======== Provided records

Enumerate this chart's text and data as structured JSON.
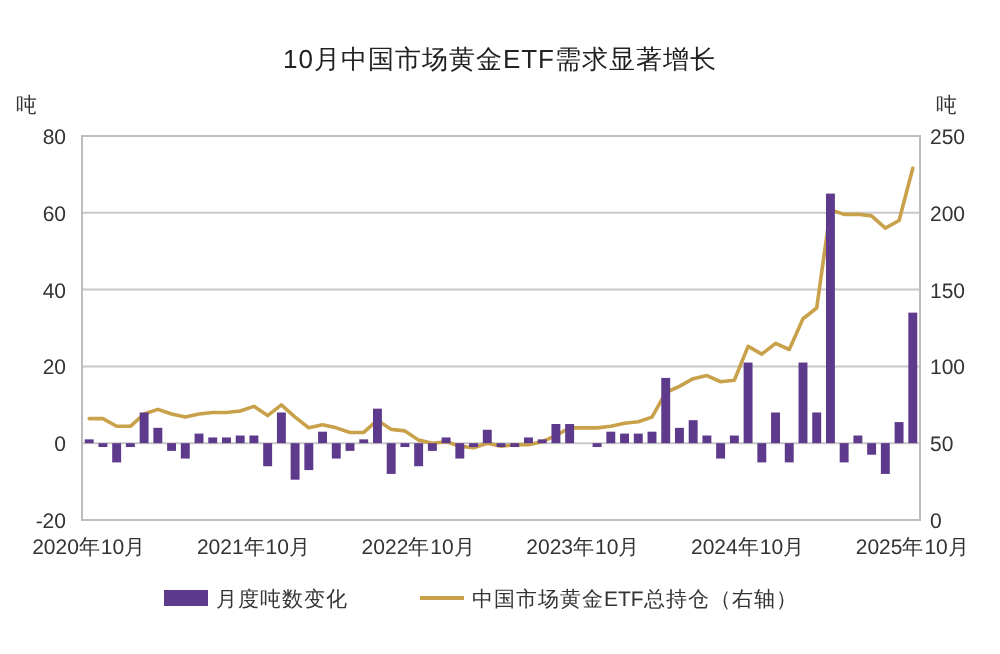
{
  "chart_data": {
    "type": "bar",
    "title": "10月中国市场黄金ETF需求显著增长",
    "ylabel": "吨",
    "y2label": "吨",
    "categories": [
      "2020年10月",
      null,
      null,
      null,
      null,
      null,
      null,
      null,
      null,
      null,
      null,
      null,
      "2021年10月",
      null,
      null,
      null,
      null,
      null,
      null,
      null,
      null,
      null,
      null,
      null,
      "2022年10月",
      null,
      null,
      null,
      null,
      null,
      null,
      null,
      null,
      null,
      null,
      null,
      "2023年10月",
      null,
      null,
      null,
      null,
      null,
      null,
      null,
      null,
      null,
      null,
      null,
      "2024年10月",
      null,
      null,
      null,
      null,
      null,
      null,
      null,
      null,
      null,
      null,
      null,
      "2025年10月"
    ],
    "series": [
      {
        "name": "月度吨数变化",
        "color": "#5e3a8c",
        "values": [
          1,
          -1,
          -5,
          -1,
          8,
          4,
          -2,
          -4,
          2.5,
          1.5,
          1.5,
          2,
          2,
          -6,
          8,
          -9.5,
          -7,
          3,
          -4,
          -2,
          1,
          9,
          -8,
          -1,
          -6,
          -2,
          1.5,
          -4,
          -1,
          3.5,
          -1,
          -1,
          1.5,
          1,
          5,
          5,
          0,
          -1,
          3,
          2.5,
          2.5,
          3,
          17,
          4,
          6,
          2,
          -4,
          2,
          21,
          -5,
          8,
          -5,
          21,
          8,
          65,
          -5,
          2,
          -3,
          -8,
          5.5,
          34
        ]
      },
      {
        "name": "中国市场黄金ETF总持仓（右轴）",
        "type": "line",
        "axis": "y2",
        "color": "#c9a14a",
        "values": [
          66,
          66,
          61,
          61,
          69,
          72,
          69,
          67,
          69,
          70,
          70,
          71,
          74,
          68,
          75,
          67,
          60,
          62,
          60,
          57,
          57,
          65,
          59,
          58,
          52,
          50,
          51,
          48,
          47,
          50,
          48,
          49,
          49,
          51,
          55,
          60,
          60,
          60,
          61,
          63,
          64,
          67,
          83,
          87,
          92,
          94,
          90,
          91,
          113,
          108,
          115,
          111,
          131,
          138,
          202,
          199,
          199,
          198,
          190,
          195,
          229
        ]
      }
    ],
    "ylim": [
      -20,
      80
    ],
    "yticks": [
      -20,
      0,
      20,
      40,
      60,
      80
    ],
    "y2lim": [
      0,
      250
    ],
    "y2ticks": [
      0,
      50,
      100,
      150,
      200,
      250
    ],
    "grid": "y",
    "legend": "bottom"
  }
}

================

What is needed: Give the entries again without a single change, but with no pictures.

Completed exercise:
Enumerate this chart's text and data as structured JSON.
{
  "chart_data": {
    "type": "bar",
    "title": "10月中国市场黄金ETF需求显著增长",
    "ylabel": "吨",
    "y2label": "吨",
    "categories": [
      "2020年10月",
      null,
      null,
      null,
      null,
      null,
      null,
      null,
      null,
      null,
      null,
      null,
      "2021年10月",
      null,
      null,
      null,
      null,
      null,
      null,
      null,
      null,
      null,
      null,
      null,
      "2022年10月",
      null,
      null,
      null,
      null,
      null,
      null,
      null,
      null,
      null,
      null,
      null,
      "2023年10月",
      null,
      null,
      null,
      null,
      null,
      null,
      null,
      null,
      null,
      null,
      null,
      "2024年10月",
      null,
      null,
      null,
      null,
      null,
      null,
      null,
      null,
      null,
      null,
      null,
      "2025年10月"
    ],
    "series": [
      {
        "name": "月度吨数变化",
        "color": "#5e3a8c",
        "values": [
          1,
          -1,
          -5,
          -1,
          8,
          4,
          -2,
          -4,
          2.5,
          1.5,
          1.5,
          2,
          2,
          -6,
          8,
          -9.5,
          -7,
          3,
          -4,
          -2,
          1,
          9,
          -8,
          -1,
          -6,
          -2,
          1.5,
          -4,
          -1,
          3.5,
          -1,
          -1,
          1.5,
          1,
          5,
          5,
          0,
          -1,
          3,
          2.5,
          2.5,
          3,
          17,
          4,
          6,
          2,
          -4,
          2,
          21,
          -5,
          8,
          -5,
          21,
          8,
          65,
          -5,
          2,
          -3,
          -8,
          5.5,
          34
        ]
      },
      {
        "name": "中国市场黄金ETF总持仓（右轴）",
        "type": "line",
        "axis": "y2",
        "color": "#c9a14a",
        "values": [
          66,
          66,
          61,
          61,
          69,
          72,
          69,
          67,
          69,
          70,
          70,
          71,
          74,
          68,
          75,
          67,
          60,
          62,
          60,
          57,
          57,
          65,
          59,
          58,
          52,
          50,
          51,
          48,
          47,
          50,
          48,
          49,
          49,
          51,
          55,
          60,
          60,
          60,
          61,
          63,
          64,
          67,
          83,
          87,
          92,
          94,
          90,
          91,
          113,
          108,
          115,
          111,
          131,
          138,
          202,
          199,
          199,
          198,
          190,
          195,
          229
        ]
      }
    ],
    "ylim": [
      -20,
      80
    ],
    "yticks": [
      -20,
      0,
      20,
      40,
      60,
      80
    ],
    "y2lim": [
      0,
      250
    ],
    "y2ticks": [
      0,
      50,
      100,
      150,
      200,
      250
    ],
    "grid": "y",
    "legend": "bottom"
  }
}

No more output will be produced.